Directive >> Repeat every entry in the listing below, exactly.

>> Begin Entries shown

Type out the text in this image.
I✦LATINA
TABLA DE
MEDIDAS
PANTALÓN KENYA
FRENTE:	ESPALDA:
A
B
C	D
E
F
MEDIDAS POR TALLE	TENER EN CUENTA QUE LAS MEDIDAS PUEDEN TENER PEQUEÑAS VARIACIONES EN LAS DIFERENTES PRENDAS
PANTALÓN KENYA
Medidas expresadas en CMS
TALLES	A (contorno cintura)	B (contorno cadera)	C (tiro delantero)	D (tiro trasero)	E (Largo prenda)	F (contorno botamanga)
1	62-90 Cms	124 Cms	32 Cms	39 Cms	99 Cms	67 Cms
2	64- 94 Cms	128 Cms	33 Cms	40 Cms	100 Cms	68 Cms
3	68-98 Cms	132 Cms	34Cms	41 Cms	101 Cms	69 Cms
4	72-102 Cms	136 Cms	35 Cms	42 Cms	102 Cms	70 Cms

>> End Entries shown

Solution for this exercise >>
Type out the text in this image.
I✦LATINA
TABLA DE
MEDIDAS
PANTALÓN KENYA
FRENTE:	ESPALDA:
A
B
C	D
E
F
MEDIDAS POR TALLE	TENER EN CUENTA QUE LAS MEDIDAS PUEDEN TENER PEQUEÑAS VARIACIONES EN LAS DIFERENTES PRENDAS
PANTALÓN KENYA
Medidas expresadas en CMS
TALLES	A (contorno cintura)	B (contorno cadera)	C (tiro delantero)	D (tiro trasero)	E (Largo prenda)	F (contorno botamanga)
1	62-90 Cms	124 Cms	32 Cms	39 Cms	99 Cms	67 Cms
2	64- 94 Cms	128 Cms	33 Cms	40 Cms	100 Cms	68 Cms
3	68-98 Cms	132 Cms	34Cms	41 Cms	101 Cms	69 Cms
4	72-102 Cms	136 Cms	35 Cms	42 Cms	102 Cms	70 Cms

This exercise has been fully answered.